### Direction
Every line below that mentions the word "review" should be copied out.

*** The data ***

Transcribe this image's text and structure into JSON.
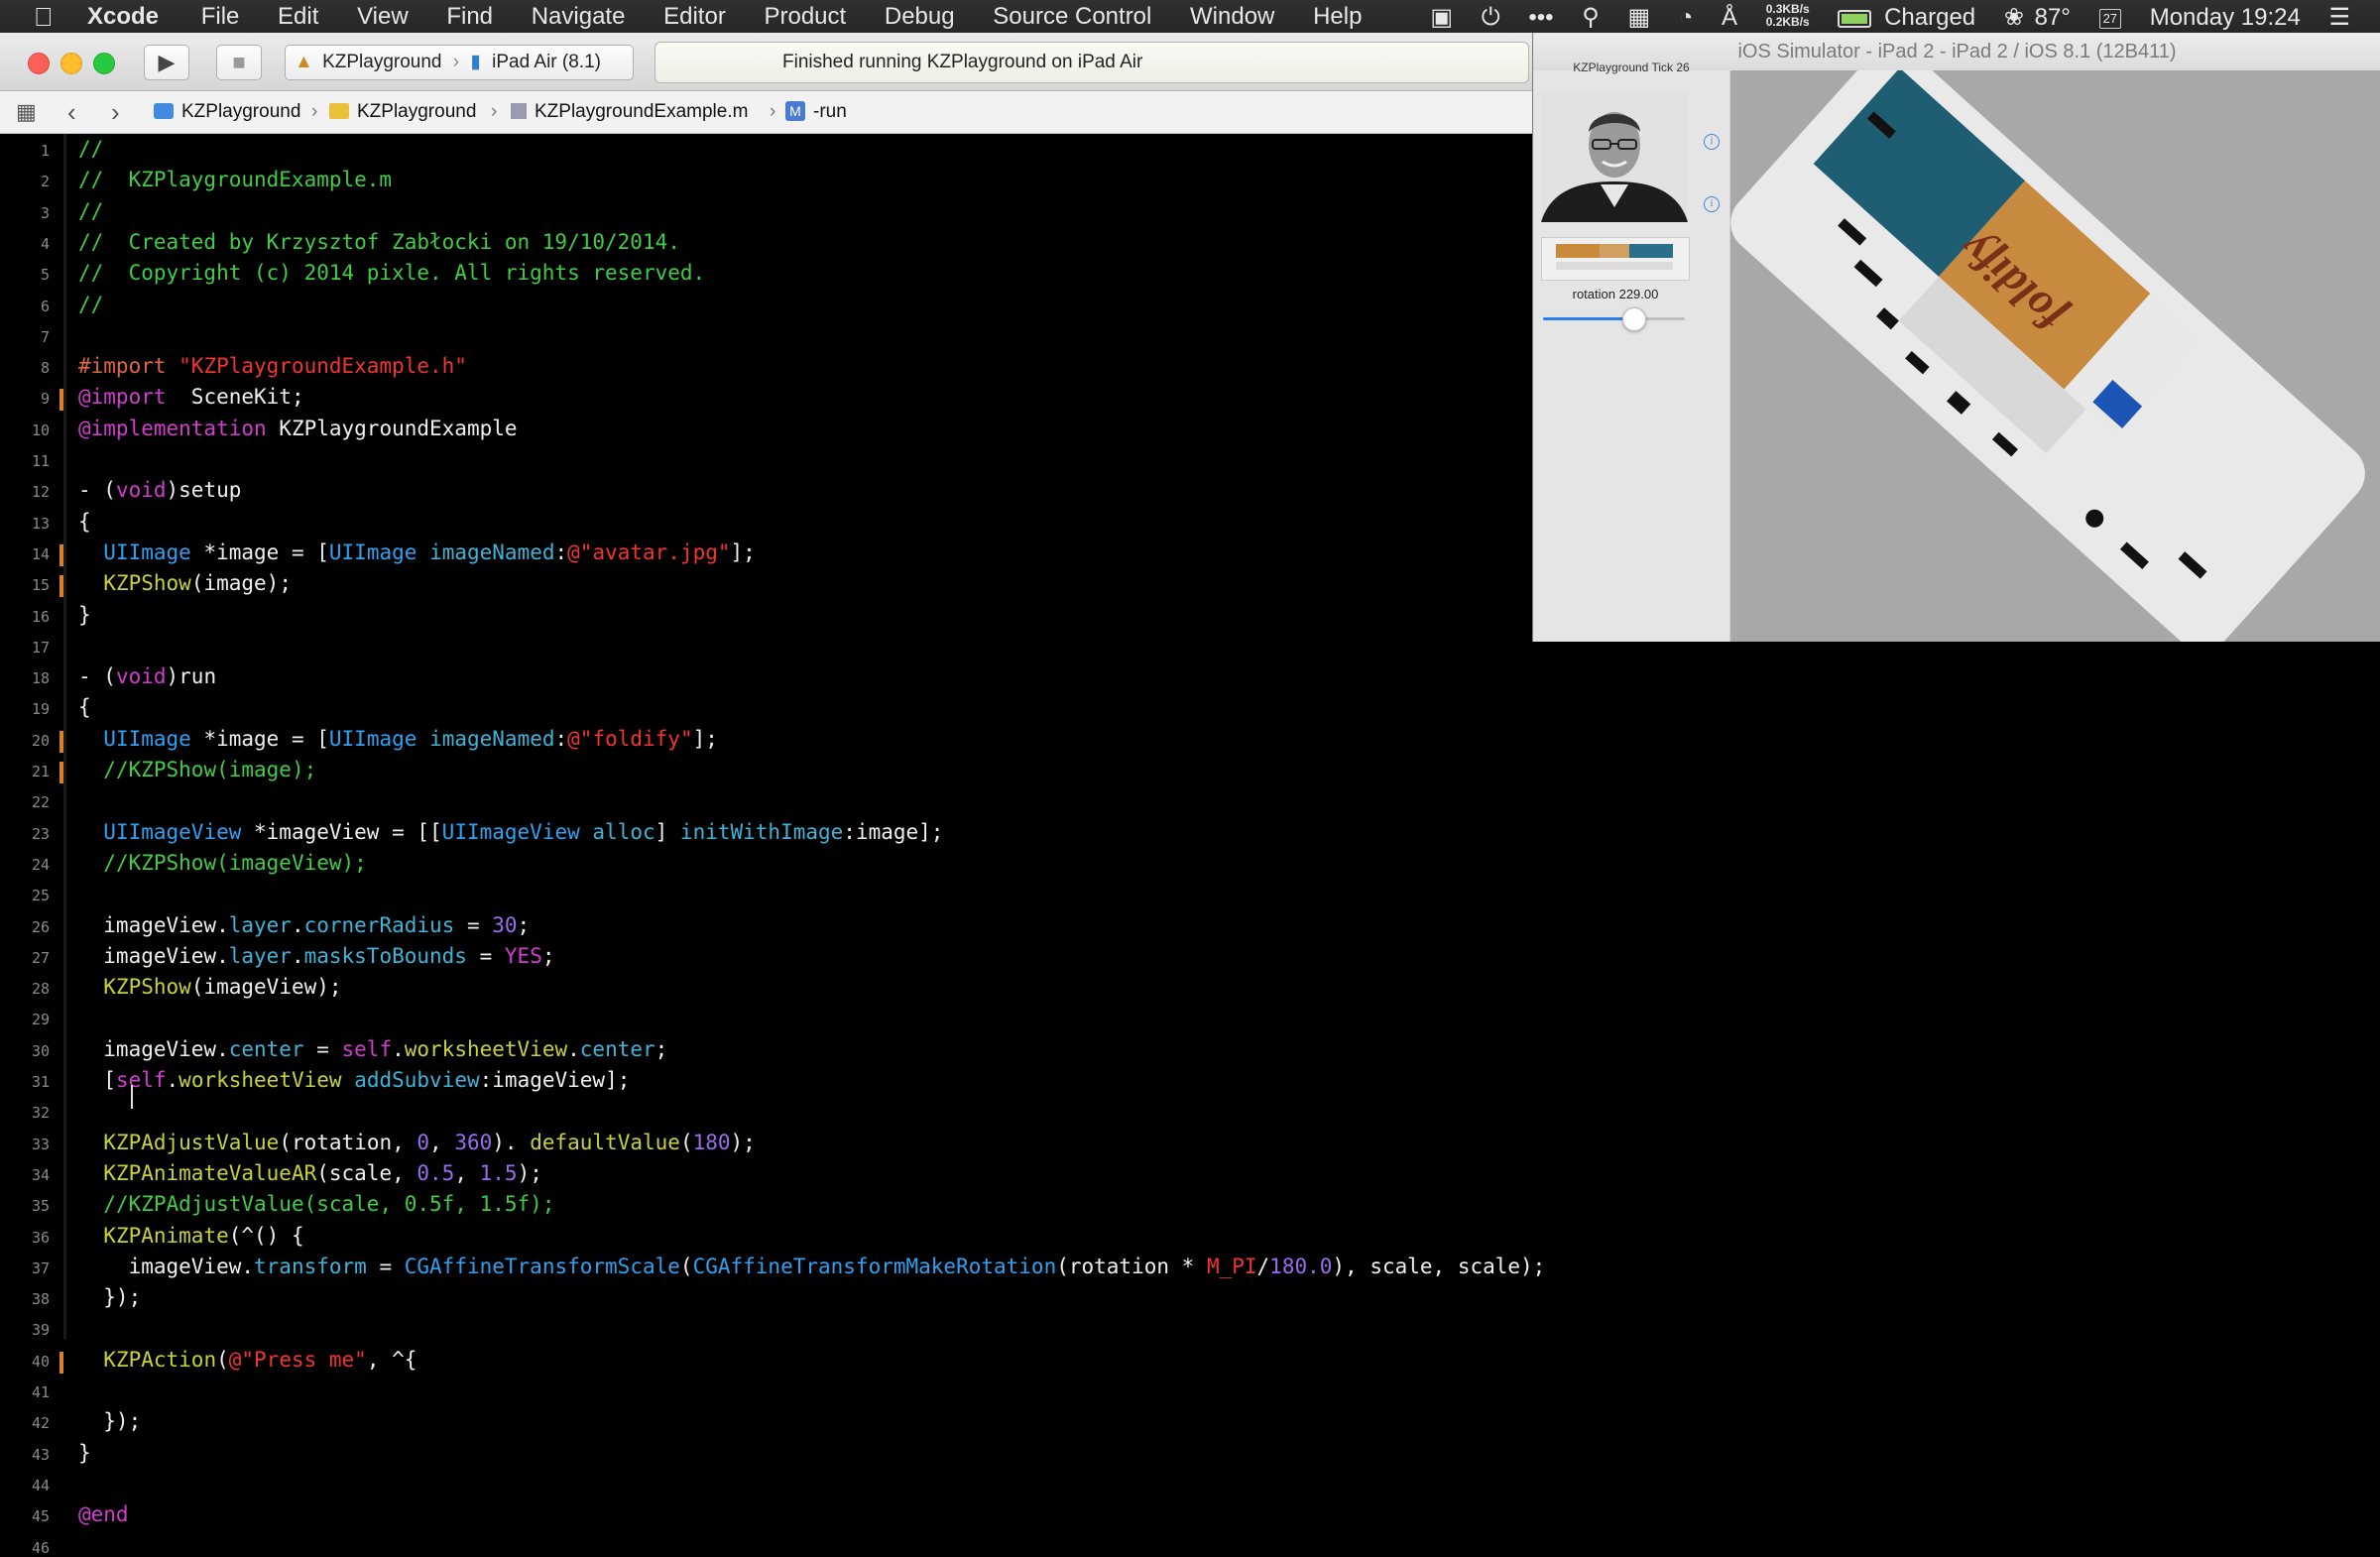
{
  "menubar": {
    "app": "Xcode",
    "items": [
      "File",
      "Edit",
      "View",
      "Find",
      "Navigate",
      "Editor",
      "Product",
      "Debug",
      "Source Control",
      "Window",
      "Help"
    ],
    "net_up": "0.3KB/s",
    "net_down": "0.2KB/s",
    "battery": "Charged",
    "temperature": "87°",
    "calendar_day": "27",
    "clock": "Monday 19:24"
  },
  "toolbar": {
    "scheme": "KZPlayground",
    "device": "iPad Air (8.1)",
    "activity": "Finished running KZPlayground on iPad Air"
  },
  "jumpbar": {
    "crumbs": [
      "KZPlayground",
      "KZPlayground",
      "KZPlaygroundExample.m",
      "-run"
    ],
    "method_badge": "M"
  },
  "editor": {
    "line_numbers": [
      "1",
      "2",
      "3",
      "4",
      "5",
      "6",
      "7",
      "8",
      "9",
      "10",
      "11",
      "12",
      "13",
      "14",
      "15",
      "16",
      "17",
      "18",
      "19",
      "20",
      "21",
      "22",
      "23",
      "24",
      "25",
      "26",
      "27",
      "28",
      "29",
      "30",
      "31",
      "32",
      "33",
      "34",
      "35",
      "36",
      "37",
      "38",
      "39",
      "40",
      "41",
      "42",
      "43",
      "44",
      "45",
      "46"
    ],
    "lines": [
      [
        [
          "cm",
          "//"
        ]
      ],
      [
        [
          "cm",
          "//  KZPlaygroundExample.m"
        ]
      ],
      [
        [
          "cm",
          "//"
        ]
      ],
      [
        [
          "cm",
          "//  Created by Krzysztof Zabłocki on 19/10/2014."
        ]
      ],
      [
        [
          "cm",
          "//  Copyright (c) 2014 pixle. All rights reserved."
        ]
      ],
      [
        [
          "cm",
          "//"
        ]
      ],
      [],
      [
        [
          "pp",
          "#import "
        ],
        [
          "st",
          "\"KZPlaygroundExample.h\""
        ]
      ],
      [
        [
          "kw",
          "@import"
        ],
        [
          "",
          "  SceneKit;"
        ]
      ],
      [
        [
          "kw",
          "@implementation"
        ],
        [
          "",
          " KZPlaygroundExample"
        ]
      ],
      [],
      [
        [
          "",
          "- ("
        ],
        [
          "kw",
          "void"
        ],
        [
          "",
          ")setup"
        ]
      ],
      [
        [
          "",
          "{"
        ]
      ],
      [
        [
          "",
          "  "
        ],
        [
          "ty",
          "UIImage"
        ],
        [
          "",
          " *image = ["
        ],
        [
          "ty",
          "UIImage"
        ],
        [
          "",
          " "
        ],
        [
          "pr",
          "imageNamed"
        ],
        [
          "",
          ":"
        ],
        [
          "st",
          "@\"avatar.jpg\""
        ],
        [
          "",
          "];"
        ]
      ],
      [
        [
          "",
          "  "
        ],
        [
          "fn",
          "KZPShow"
        ],
        [
          "",
          "(image);"
        ]
      ],
      [
        [
          "",
          "}"
        ]
      ],
      [],
      [
        [
          "",
          "- ("
        ],
        [
          "kw",
          "void"
        ],
        [
          "",
          ")run"
        ]
      ],
      [
        [
          "",
          "{"
        ]
      ],
      [
        [
          "",
          "  "
        ],
        [
          "ty",
          "UIImage"
        ],
        [
          "",
          " *image = ["
        ],
        [
          "ty",
          "UIImage"
        ],
        [
          "",
          " "
        ],
        [
          "pr",
          "imageNamed"
        ],
        [
          "",
          ":"
        ],
        [
          "st",
          "@\"foldify\""
        ],
        [
          "",
          "];"
        ]
      ],
      [
        [
          "",
          "  "
        ],
        [
          "cm",
          "//KZPShow(image);"
        ]
      ],
      [],
      [
        [
          "",
          "  "
        ],
        [
          "ty",
          "UIImageView"
        ],
        [
          "",
          " *imageView = [["
        ],
        [
          "ty",
          "UIImageView"
        ],
        [
          "",
          " "
        ],
        [
          "pr",
          "alloc"
        ],
        [
          "",
          "] "
        ],
        [
          "pr",
          "initWithImage"
        ],
        [
          "",
          ":image];"
        ]
      ],
      [
        [
          "",
          "  "
        ],
        [
          "cm",
          "//KZPShow(imageView);"
        ]
      ],
      [],
      [
        [
          "",
          "  imageView."
        ],
        [
          "pr",
          "layer"
        ],
        [
          "",
          "."
        ],
        [
          "pr",
          "cornerRadius"
        ],
        [
          "",
          " = "
        ],
        [
          "nm",
          "30"
        ],
        [
          "",
          ";"
        ]
      ],
      [
        [
          "",
          "  imageView."
        ],
        [
          "pr",
          "layer"
        ],
        [
          "",
          "."
        ],
        [
          "pr",
          "masksToBounds"
        ],
        [
          "",
          " = "
        ],
        [
          "kw",
          "YES"
        ],
        [
          "",
          ";"
        ]
      ],
      [
        [
          "",
          "  "
        ],
        [
          "fn",
          "KZPShow"
        ],
        [
          "",
          "(imageView);"
        ]
      ],
      [],
      [
        [
          "",
          "  imageView."
        ],
        [
          "pr",
          "center"
        ],
        [
          "",
          " = "
        ],
        [
          "kw",
          "self"
        ],
        [
          "",
          "."
        ],
        [
          "fn",
          "worksheetView"
        ],
        [
          "",
          "."
        ],
        [
          "pr",
          "center"
        ],
        [
          "",
          ";"
        ]
      ],
      [
        [
          "",
          "  ["
        ],
        [
          "kw",
          "self"
        ],
        [
          "",
          "."
        ],
        [
          "fn",
          "worksheetView"
        ],
        [
          "",
          " "
        ],
        [
          "pr",
          "addSubview"
        ],
        [
          "",
          ":imageView];"
        ]
      ],
      [],
      [
        [
          "",
          "  "
        ],
        [
          "fn",
          "KZPAdjustValue"
        ],
        [
          "",
          "(rotation, "
        ],
        [
          "nm",
          "0"
        ],
        [
          "",
          ", "
        ],
        [
          "nm",
          "360"
        ],
        [
          "",
          "). "
        ],
        [
          "fn",
          "defaultValue"
        ],
        [
          "",
          "("
        ],
        [
          "nm",
          "180"
        ],
        [
          "",
          ");"
        ]
      ],
      [
        [
          "",
          "  "
        ],
        [
          "fn",
          "KZPAnimateValueAR"
        ],
        [
          "",
          "(scale, "
        ],
        [
          "nm",
          "0.5"
        ],
        [
          "",
          ", "
        ],
        [
          "nm",
          "1.5"
        ],
        [
          "",
          ");"
        ]
      ],
      [
        [
          "",
          "  "
        ],
        [
          "cm",
          "//KZPAdjustValue(scale, 0.5f, 1.5f);"
        ]
      ],
      [
        [
          "",
          "  "
        ],
        [
          "fn",
          "KZPAnimate"
        ],
        [
          "",
          "(^() {"
        ]
      ],
      [
        [
          "",
          "    imageView."
        ],
        [
          "pr",
          "transform"
        ],
        [
          "",
          " = "
        ],
        [
          "ty",
          "CGAffineTransformScale"
        ],
        [
          "",
          "("
        ],
        [
          "ty",
          "CGAffineTransformMakeRotation"
        ],
        [
          "",
          "(rotation * "
        ],
        [
          "st",
          "M_PI"
        ],
        [
          "",
          "/"
        ],
        [
          "nm",
          "180.0"
        ],
        [
          "",
          "), scale, scale);"
        ]
      ],
      [
        [
          "",
          "  });"
        ]
      ],
      [],
      [
        [
          "",
          "  "
        ],
        [
          "fn",
          "KZPAction"
        ],
        [
          "",
          "("
        ],
        [
          "st",
          "@\"Press me\""
        ],
        [
          "",
          ", ^{"
        ]
      ],
      [],
      [
        [
          "",
          "  });"
        ]
      ],
      [
        [
          "",
          "}"
        ]
      ],
      [],
      [
        [
          "kw",
          "@end"
        ]
      ],
      []
    ]
  },
  "simulator": {
    "title": "iOS Simulator - iPad 2 - iPad 2 / iOS 8.1 (12B411)",
    "tick_label": "KZPlayground Tick 26",
    "rotation_label": "rotation 229.00",
    "rotation_fraction": 0.636,
    "info_glyph": "i",
    "image_text": "foldify"
  },
  "colors": {
    "comment": "#41cc45",
    "string": "#f2352e",
    "keyword": "#d43bd0",
    "type": "#2fa1f2",
    "accent": "#2a7cf0"
  }
}
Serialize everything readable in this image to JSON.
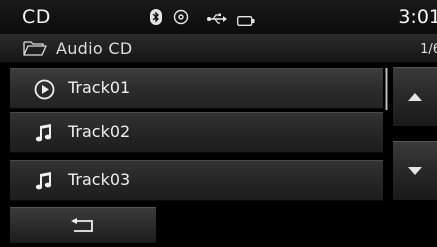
{
  "status_bar": {
    "title": "CD",
    "time": "3:01",
    "icons": [
      "bluetooth-icon",
      "disc-icon",
      "usb-icon",
      "battery-icon"
    ]
  },
  "header": {
    "icon": "folder-icon",
    "title": "Audio CD",
    "page": "1/6"
  },
  "tracks": [
    {
      "label": "Track01",
      "icon": "play-circle-icon",
      "playing": true
    },
    {
      "label": "Track02",
      "icon": "music-note-icon",
      "playing": false
    },
    {
      "label": "Track03",
      "icon": "music-note-icon",
      "playing": false
    }
  ],
  "controls": {
    "scroll_up_icon": "triangle-up-icon",
    "scroll_down_icon": "triangle-down-icon",
    "back_icon": "return-arrow-icon"
  },
  "colors": {
    "background": "#000000",
    "text": "#f2f2f2",
    "button": "#2a2a2a"
  }
}
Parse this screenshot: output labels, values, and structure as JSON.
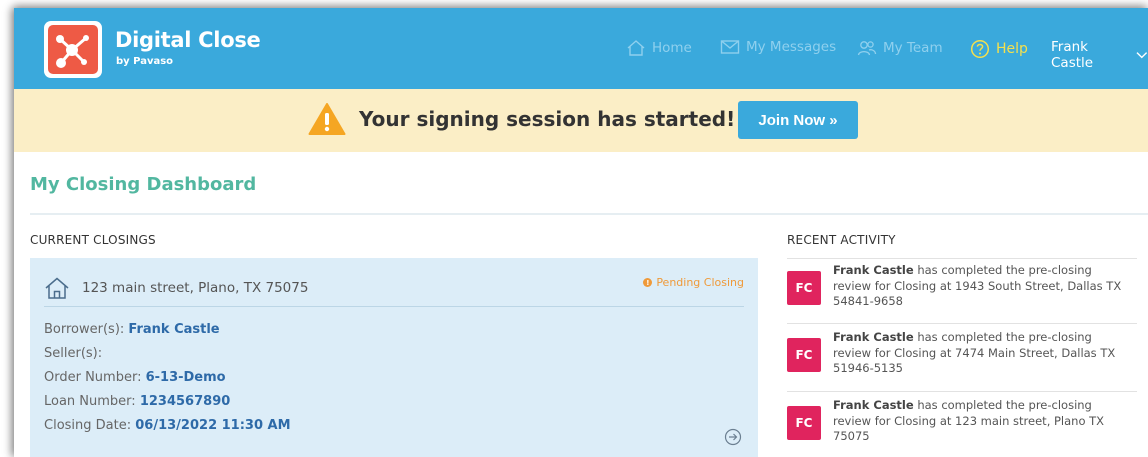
{
  "header": {
    "brand_title": "Digital Close",
    "brand_subtitle": "by Pavaso",
    "nav": {
      "home": "Home",
      "messages": "My Messages",
      "team": "My Team",
      "help": "Help",
      "user": "Frank Castle"
    }
  },
  "banner": {
    "message": "Your signing session has started!",
    "join_label": "Join Now »"
  },
  "dashboard": {
    "title": "My Closing Dashboard",
    "current_heading": "CURRENT CLOSINGS",
    "recent_heading": "RECENT ACTIVITY"
  },
  "closing": {
    "address": "123 main street, Plano, TX 75075",
    "status": "Pending Closing",
    "borrower_label": "Borrower(s):",
    "borrower_value": "Frank Castle",
    "seller_label": "Seller(s):",
    "seller_value": "",
    "order_label": "Order Number:",
    "order_value": "6-13-Demo",
    "loan_label": "Loan Number:",
    "loan_value": "1234567890",
    "date_label": "Closing Date:",
    "date_value": "06/13/2022 11:30 AM"
  },
  "activity": [
    {
      "initials": "FC",
      "name": "Frank Castle",
      "text": " has completed the pre-closing review for Closing at 1943 South Street, Dallas TX 54841-9658"
    },
    {
      "initials": "FC",
      "name": "Frank Castle",
      "text": " has completed the pre-closing review for Closing at 7474 Main Street, Dallas TX 51946-5135"
    },
    {
      "initials": "FC",
      "name": "Frank Castle",
      "text": " has completed the pre-closing review for Closing at 123 main street, Plano TX 75075"
    }
  ],
  "colors": {
    "header": "#3aa9dc",
    "banner": "#fbeec6",
    "accent_green": "#52b7a0",
    "pending": "#ef9a3a",
    "avatar": "#e0245e"
  },
  "icons": [
    "pavaso-logo-icon",
    "home-icon",
    "envelope-icon",
    "team-icon",
    "help-icon",
    "chevron-down-icon",
    "warning-icon",
    "house-icon",
    "info-icon",
    "arrow-right-circle-icon"
  ]
}
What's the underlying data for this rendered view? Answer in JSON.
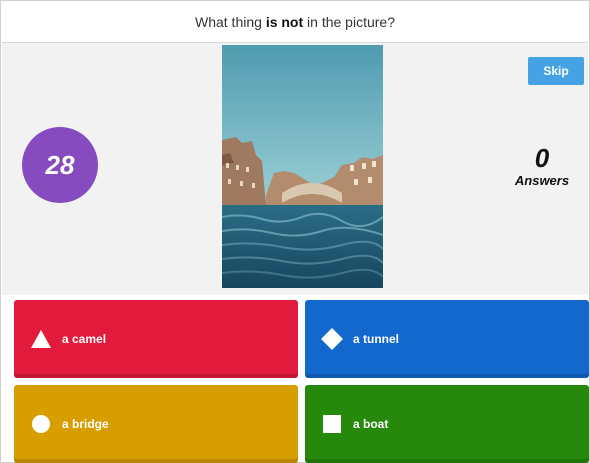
{
  "question": {
    "prefix": "What thing ",
    "emphasis": "is not",
    "suffix": " in the picture?"
  },
  "timer": {
    "value": "28",
    "color": "#864cbf"
  },
  "skip": {
    "label": "Skip",
    "color": "#45a3e5"
  },
  "answers_counter": {
    "count": "0",
    "label": "Answers"
  },
  "answers": [
    {
      "shape": "triangle-icon",
      "label": "a camel",
      "color": "#e21b3c"
    },
    {
      "shape": "diamond-icon",
      "label": "a tunnel",
      "color": "#1368ce"
    },
    {
      "shape": "circle-icon",
      "label": "a bridge",
      "color": "#d89e00"
    },
    {
      "shape": "square-icon",
      "label": "a boat",
      "color": "#26890c"
    }
  ]
}
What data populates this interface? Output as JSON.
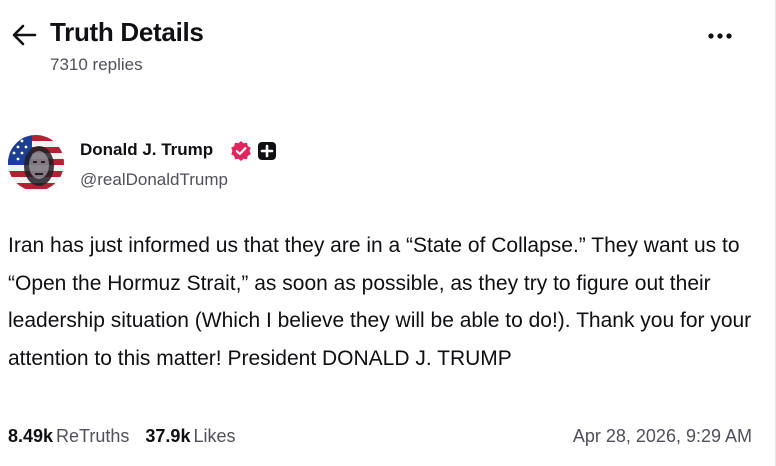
{
  "header": {
    "title": "Truth Details",
    "replies": "7310 replies",
    "back_icon": "arrow-left-icon",
    "more_icon": "more-horizontal-icon"
  },
  "author": {
    "display_name": "Donald J. Trump",
    "handle": "@realDonaldTrump",
    "verified_icon": "verified-badge-icon",
    "follow_icon": "plus-square-icon",
    "verified_color": "#e0245e"
  },
  "post": {
    "text": "Iran has just informed us that they are in a “State of Collapse.” They want us to “Open the Hormuz Strait,” as soon as possible, as they try to figure out their leadership situation (Which I believe they will be able to do!). Thank you for your attention to this matter! President DONALD J. TRUMP",
    "retruths_count": "8.49k",
    "retruths_label": "ReTruths",
    "likes_count": "37.9k",
    "likes_label": "Likes",
    "timestamp": "Apr 28, 2026, 9:29 AM"
  }
}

***

### Response
      "text": " has completed the pre-closing review for Closing at 1943 South Street, Dallas TX 54841-9658"
      "text": " has completed the pre-closing review for Closing at 7474 Main Street, Dallas TX 51946-5135"
      "text": " has completed the pre-closing review for Closing at 123 main street, Plano TX 75075"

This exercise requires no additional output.